- [RECORDS TO PROCESS]
** Begin **
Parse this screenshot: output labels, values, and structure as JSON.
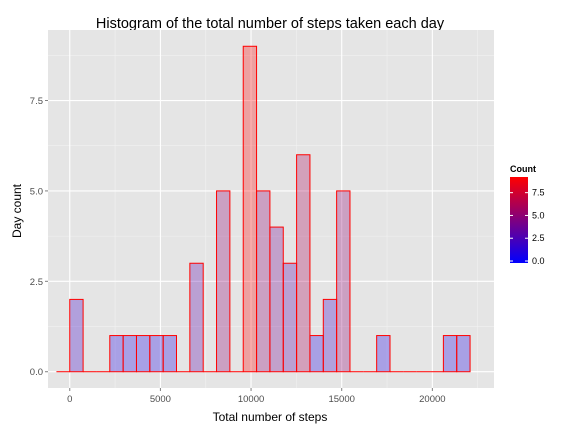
{
  "chart_data": {
    "type": "bar",
    "title": "Histogram of the total number of steps taken each day",
    "xlabel": "Total number of steps",
    "ylabel": "Day count",
    "xlim": [
      -1200,
      23400
    ],
    "ylim": [
      -0.45,
      9.45
    ],
    "x_ticks": [
      0,
      5000,
      10000,
      15000,
      20000
    ],
    "x_tick_labels": [
      "0",
      "5000",
      "10000",
      "15000",
      "20000"
    ],
    "y_ticks": [
      0,
      2.5,
      5,
      7.5
    ],
    "y_tick_labels": [
      "0.0",
      "2.5",
      "5.0",
      "7.5"
    ],
    "bin_width": 736,
    "bin_centers": [
      -368,
      368,
      1104,
      1840,
      2576,
      3312,
      4048,
      4784,
      5520,
      6256,
      6992,
      7728,
      8464,
      9200,
      9936,
      10672,
      11408,
      12144,
      12880,
      13616,
      14352,
      15088,
      15824,
      16560,
      17296,
      18032,
      18768,
      19504,
      20240,
      20976,
      21712
    ],
    "counts": [
      0,
      2,
      0,
      0,
      1,
      1,
      1,
      1,
      1,
      0,
      3,
      0,
      5,
      0,
      9,
      5,
      4,
      3,
      6,
      1,
      2,
      5,
      0,
      0,
      1,
      0,
      0,
      0,
      0,
      1,
      1
    ],
    "grid": true,
    "legend": {
      "title": "Count",
      "position": "right",
      "labels": [
        "7.5",
        "5.0",
        "2.5",
        "0.0"
      ],
      "values": [
        7.5,
        5.0,
        2.5,
        0.0
      ],
      "range": [
        0,
        9
      ],
      "color_low": "#0000ff",
      "color_high": "#ff0000"
    },
    "colors": {
      "bar_outline": "#ff0000",
      "panel_background": "#e5e5e5",
      "grid_major": "#ffffff",
      "grid_minor": "#f2f2f2"
    }
  }
}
** End **
- [THE EXERCISE]
Scan the listing above for the word "values" and copy every line that holds it.

- [RESULT OF THIS EXERCISE]
Parse this screenshot: output labels, values, and structure as JSON.
      "values": [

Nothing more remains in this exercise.